List each line of the data in which the string "Нормы" appears.

Start of Information supplied

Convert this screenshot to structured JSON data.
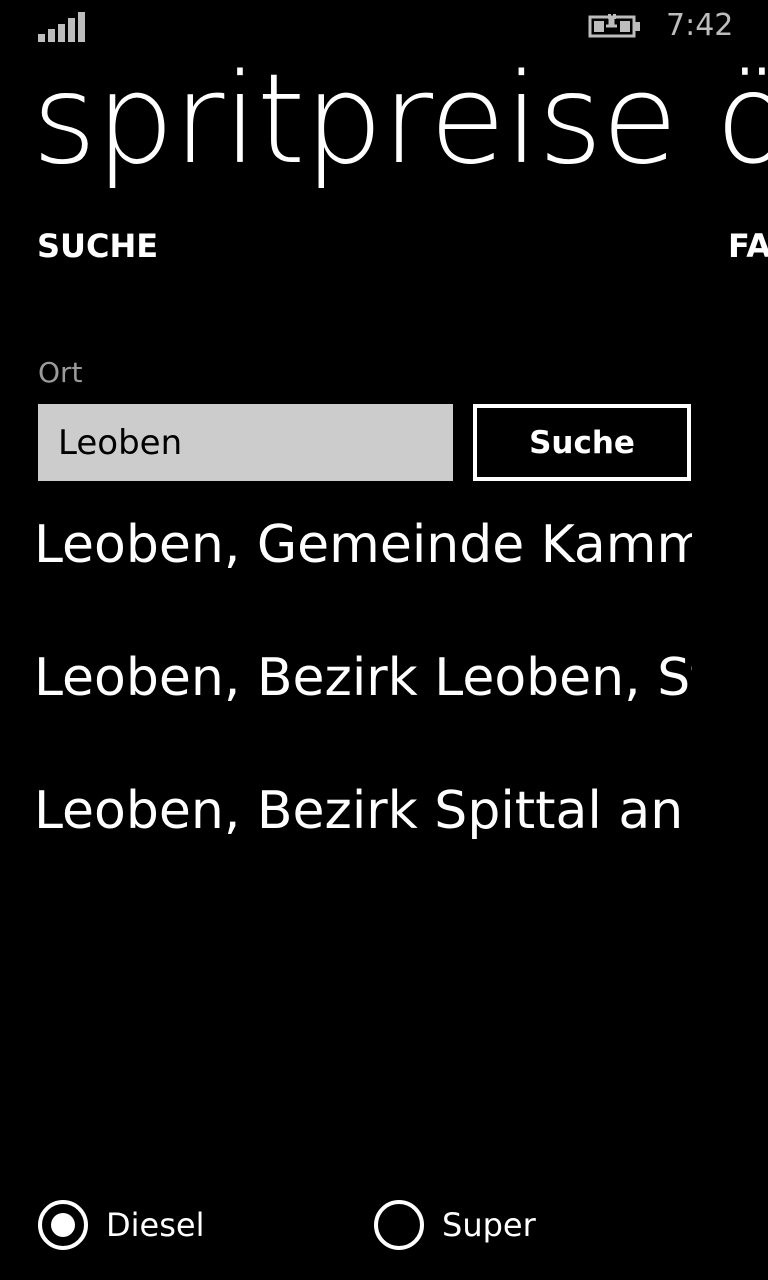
{
  "status_bar": {
    "time": "7:42",
    "signal_icon": "signal-strength-icon",
    "battery_icon": "battery-charging-icon"
  },
  "app": {
    "title": "spritpreise ö"
  },
  "pivot": {
    "active_tab": "SUCHE",
    "next_tab": "FA"
  },
  "search": {
    "label": "Ort",
    "value": "Leoben",
    "button_label": "Suche"
  },
  "results": [
    "Leoben, Gemeinde Kamm",
    "Leoben, Bezirk Leoben, St",
    "Leoben, Bezirk Spittal an d"
  ],
  "fuel_type": {
    "options": [
      {
        "label": "Diesel",
        "selected": true
      },
      {
        "label": "Super",
        "selected": false
      }
    ]
  },
  "colors": {
    "background": "#000000",
    "foreground": "#ffffff",
    "input_background": "#cccccc",
    "label_gray": "#9a9a9a"
  }
}
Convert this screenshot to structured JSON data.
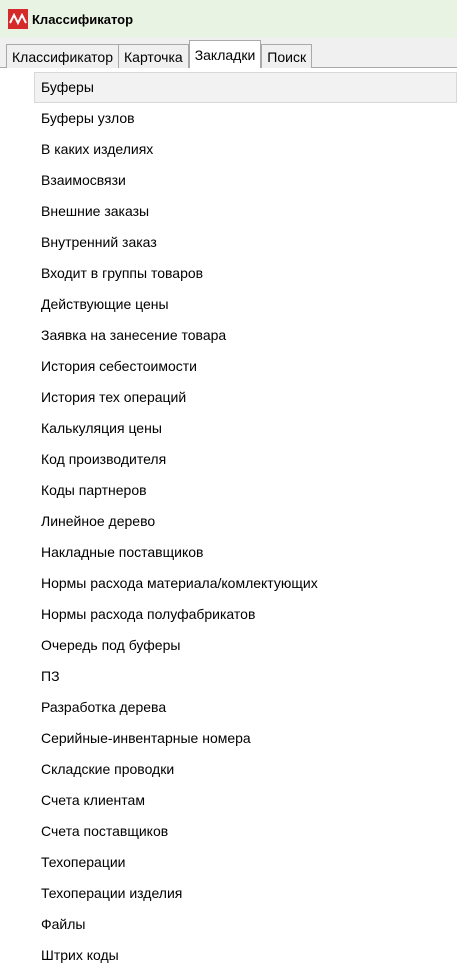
{
  "window": {
    "title": "Классификатор",
    "icon": "app-logo-icon",
    "colors": {
      "titlebar_bg": "#e9f3e4",
      "icon_bg": "#d42a2a"
    }
  },
  "tabs": [
    {
      "label": "Классификатор",
      "active": false
    },
    {
      "label": "Карточка",
      "active": false
    },
    {
      "label": "Закладки",
      "active": true
    },
    {
      "label": "Поиск",
      "active": false
    }
  ],
  "bookmarks": {
    "selected": "Буферы",
    "items": [
      "Буферы",
      "Буферы узлов",
      "В каких изделиях",
      "Взаимосвязи",
      "Внешние заказы",
      "Внутренний заказ",
      "Входит в группы товаров",
      "Действующие цены",
      "Заявка на занесение товара",
      "История себестоимости",
      "История тех операций",
      "Калькуляция цены",
      "Код производителя",
      "Коды партнеров",
      "Линейное дерево",
      "Накладные поставщиков",
      "Нормы расхода материала/комлектующих",
      "Нормы расхода полуфабрикатов",
      "Очередь под буферы",
      "ПЗ",
      "Разработка дерева",
      "Серийные-инвентарные номера",
      "Складские проводки",
      "Счета клиентам",
      "Счета поставщиков",
      "Техоперации",
      "Техоперации изделия",
      "Файлы",
      "Штрих коды"
    ]
  }
}
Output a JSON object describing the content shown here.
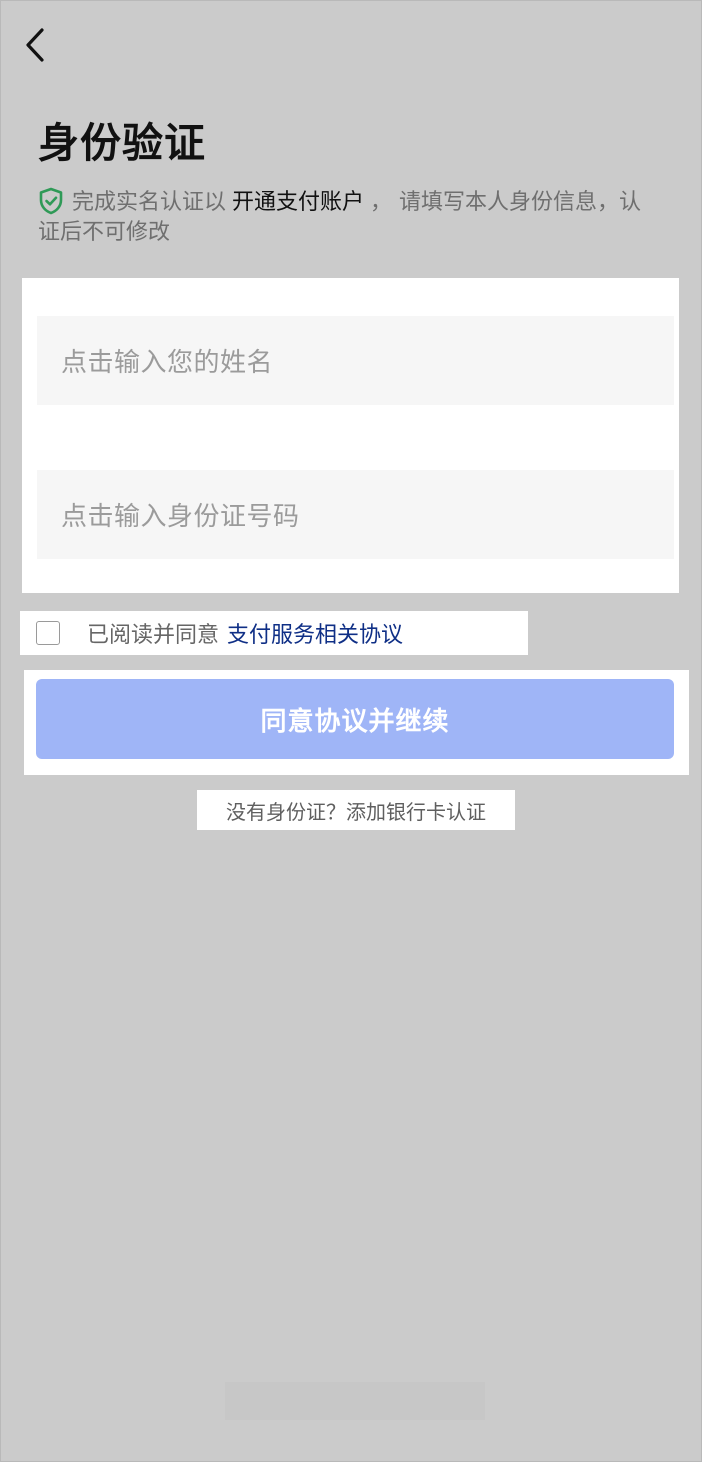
{
  "header": {
    "back_icon": "chevron-left-icon",
    "title": "身份验证"
  },
  "notice": {
    "icon": "shield-check-icon",
    "icon_color": "#2f9a57",
    "text_before": "完成实名认证以",
    "highlight": "开通支付账户",
    "text_after": "， 请填写本人身份信息，认证后不可修改"
  },
  "form": {
    "name_placeholder": "点击输入您的姓名",
    "id_placeholder": "点击输入身份证号码"
  },
  "agreement": {
    "checked": false,
    "text": "已阅读并同意",
    "link": "支付服务相关协议",
    "link_color": "#0f2f86"
  },
  "actions": {
    "continue_label": "同意协议并继续",
    "continue_color": "#9fb5f7",
    "alternative_label": "没有身份证？添加银行卡认证"
  }
}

End of Information supplied

Correct answer —
      "Нормы расхода материала/комлектующих",
      "Нормы расхода полуфабрикатов",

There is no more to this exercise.